▶ SET TASK
Look for "name" in the listing below. Gather each line that contains it.

▶ LISTED ENTRIES
+--

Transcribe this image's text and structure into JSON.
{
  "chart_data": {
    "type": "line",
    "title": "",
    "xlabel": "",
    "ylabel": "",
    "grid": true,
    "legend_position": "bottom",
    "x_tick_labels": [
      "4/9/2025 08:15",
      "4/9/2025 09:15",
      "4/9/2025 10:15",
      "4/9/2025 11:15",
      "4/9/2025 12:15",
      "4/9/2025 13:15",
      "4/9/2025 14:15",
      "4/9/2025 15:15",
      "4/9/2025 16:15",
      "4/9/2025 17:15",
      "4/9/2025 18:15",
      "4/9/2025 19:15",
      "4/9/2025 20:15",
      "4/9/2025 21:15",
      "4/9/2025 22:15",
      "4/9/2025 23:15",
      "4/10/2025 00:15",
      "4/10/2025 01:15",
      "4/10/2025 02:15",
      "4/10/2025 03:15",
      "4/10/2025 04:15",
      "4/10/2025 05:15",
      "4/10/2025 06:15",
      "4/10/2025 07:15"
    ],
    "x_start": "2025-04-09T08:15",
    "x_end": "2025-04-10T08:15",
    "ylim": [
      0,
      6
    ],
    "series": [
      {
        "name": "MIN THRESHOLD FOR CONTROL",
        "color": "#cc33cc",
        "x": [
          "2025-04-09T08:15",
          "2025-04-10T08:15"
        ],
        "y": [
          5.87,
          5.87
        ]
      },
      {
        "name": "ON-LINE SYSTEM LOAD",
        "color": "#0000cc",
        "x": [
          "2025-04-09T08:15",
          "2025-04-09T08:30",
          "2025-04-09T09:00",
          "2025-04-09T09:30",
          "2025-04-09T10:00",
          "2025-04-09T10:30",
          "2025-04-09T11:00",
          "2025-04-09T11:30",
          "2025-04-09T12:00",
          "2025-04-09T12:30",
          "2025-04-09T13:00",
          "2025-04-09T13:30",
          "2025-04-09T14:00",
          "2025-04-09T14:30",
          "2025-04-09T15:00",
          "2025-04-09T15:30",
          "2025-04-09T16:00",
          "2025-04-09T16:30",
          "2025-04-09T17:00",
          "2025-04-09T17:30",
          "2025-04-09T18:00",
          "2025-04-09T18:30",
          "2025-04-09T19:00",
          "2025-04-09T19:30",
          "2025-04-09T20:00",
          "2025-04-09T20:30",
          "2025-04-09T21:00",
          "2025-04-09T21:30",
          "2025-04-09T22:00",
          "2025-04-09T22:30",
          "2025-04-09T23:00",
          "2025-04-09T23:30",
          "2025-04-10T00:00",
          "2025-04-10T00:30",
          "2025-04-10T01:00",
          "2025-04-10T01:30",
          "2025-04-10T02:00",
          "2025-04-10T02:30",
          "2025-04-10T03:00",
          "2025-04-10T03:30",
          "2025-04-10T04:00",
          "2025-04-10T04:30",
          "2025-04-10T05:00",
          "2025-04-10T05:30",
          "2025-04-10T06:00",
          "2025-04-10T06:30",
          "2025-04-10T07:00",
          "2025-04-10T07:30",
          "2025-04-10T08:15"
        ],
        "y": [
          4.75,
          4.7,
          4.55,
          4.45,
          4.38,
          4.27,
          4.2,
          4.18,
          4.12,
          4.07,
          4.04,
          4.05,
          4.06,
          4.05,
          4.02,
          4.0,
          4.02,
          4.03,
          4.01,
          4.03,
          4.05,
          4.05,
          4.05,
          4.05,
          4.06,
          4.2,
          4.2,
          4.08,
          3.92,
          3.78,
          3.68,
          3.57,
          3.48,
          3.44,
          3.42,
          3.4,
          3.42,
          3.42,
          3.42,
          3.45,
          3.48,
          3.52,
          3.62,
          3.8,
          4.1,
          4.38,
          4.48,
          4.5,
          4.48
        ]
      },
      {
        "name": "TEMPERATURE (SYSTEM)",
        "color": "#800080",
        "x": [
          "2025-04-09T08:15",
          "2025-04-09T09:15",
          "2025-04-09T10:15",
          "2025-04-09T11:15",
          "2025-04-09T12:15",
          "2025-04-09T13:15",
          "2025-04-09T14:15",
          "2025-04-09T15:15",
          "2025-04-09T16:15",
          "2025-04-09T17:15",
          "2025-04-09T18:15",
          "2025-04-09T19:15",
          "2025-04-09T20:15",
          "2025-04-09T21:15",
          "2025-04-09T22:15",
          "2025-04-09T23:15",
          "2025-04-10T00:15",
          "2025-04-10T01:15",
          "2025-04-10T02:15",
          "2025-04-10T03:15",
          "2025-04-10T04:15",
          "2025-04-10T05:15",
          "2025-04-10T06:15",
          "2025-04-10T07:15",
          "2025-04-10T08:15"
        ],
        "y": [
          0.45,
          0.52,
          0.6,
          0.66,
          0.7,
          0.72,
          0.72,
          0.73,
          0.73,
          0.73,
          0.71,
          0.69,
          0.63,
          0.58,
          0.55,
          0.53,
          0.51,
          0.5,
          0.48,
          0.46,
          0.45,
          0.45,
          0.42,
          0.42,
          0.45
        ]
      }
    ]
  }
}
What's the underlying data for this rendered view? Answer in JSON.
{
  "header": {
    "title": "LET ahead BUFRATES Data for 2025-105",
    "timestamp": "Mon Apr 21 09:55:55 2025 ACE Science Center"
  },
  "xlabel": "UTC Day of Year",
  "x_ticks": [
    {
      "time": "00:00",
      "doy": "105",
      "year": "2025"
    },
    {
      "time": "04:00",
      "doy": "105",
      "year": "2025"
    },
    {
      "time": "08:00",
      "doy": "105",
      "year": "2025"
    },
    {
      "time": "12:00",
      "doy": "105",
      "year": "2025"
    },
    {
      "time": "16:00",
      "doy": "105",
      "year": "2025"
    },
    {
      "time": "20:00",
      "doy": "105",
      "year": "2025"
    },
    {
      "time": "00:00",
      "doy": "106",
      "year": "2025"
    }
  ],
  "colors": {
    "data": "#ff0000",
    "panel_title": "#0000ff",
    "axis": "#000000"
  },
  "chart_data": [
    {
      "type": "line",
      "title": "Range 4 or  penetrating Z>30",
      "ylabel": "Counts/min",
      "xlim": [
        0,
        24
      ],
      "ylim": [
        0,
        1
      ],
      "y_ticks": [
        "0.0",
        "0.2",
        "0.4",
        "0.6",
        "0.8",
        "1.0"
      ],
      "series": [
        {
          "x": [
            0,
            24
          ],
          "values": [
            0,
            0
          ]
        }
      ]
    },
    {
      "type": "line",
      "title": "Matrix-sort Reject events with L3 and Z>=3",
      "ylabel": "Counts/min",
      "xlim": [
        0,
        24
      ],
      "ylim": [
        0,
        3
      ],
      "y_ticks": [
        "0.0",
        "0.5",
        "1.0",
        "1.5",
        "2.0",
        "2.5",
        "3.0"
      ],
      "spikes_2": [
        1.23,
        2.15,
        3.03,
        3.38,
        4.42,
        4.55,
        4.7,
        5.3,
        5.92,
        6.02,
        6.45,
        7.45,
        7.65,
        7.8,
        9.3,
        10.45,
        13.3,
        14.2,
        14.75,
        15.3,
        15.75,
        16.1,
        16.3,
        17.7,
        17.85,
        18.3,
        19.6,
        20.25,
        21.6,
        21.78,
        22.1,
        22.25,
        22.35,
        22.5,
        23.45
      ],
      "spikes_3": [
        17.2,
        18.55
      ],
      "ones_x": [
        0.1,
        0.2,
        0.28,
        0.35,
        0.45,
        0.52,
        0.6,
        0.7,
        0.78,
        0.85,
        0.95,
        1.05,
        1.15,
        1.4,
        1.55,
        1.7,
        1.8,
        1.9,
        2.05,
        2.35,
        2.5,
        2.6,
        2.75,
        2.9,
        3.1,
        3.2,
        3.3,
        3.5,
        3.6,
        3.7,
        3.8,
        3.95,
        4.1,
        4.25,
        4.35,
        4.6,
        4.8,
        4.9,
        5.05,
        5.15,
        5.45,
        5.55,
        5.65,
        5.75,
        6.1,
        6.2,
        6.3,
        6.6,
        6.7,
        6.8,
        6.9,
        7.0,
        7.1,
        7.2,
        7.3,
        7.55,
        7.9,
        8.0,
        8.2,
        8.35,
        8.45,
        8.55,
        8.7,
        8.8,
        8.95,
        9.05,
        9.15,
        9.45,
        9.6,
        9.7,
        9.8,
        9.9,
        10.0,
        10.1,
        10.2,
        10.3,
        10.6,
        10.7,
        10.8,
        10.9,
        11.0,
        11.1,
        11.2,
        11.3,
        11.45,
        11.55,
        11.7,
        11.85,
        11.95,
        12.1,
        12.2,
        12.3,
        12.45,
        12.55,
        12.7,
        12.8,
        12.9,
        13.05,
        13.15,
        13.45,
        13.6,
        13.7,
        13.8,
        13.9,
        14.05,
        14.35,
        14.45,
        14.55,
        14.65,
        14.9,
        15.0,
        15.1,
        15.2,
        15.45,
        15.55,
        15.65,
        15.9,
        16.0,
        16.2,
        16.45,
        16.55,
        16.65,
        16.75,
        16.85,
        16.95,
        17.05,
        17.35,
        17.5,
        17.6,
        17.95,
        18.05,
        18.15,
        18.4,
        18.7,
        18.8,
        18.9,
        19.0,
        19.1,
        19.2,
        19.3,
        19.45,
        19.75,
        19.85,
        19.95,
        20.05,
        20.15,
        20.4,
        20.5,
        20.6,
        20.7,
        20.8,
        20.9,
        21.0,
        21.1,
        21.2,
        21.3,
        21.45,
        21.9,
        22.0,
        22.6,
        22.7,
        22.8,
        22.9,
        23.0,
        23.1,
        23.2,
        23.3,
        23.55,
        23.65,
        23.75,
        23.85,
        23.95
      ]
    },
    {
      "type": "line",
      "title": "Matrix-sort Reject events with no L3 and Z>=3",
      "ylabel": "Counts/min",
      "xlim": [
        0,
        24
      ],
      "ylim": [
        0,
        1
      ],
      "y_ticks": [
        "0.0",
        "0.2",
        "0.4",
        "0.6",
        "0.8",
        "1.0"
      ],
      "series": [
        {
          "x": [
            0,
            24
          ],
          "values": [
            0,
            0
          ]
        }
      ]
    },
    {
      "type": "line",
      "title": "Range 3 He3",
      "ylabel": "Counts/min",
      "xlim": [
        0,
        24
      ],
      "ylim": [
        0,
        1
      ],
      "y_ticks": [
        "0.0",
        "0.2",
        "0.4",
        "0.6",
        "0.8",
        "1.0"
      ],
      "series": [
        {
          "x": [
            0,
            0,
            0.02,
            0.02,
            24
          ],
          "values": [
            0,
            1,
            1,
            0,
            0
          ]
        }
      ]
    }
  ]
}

+--

▶ RESPONSE TO THE TASK
        "name": "MIN THRESHOLD FOR CONTROL",
        "name": "ON-LINE SYSTEM LOAD",
        "name": "TEMPERATURE (SYSTEM)",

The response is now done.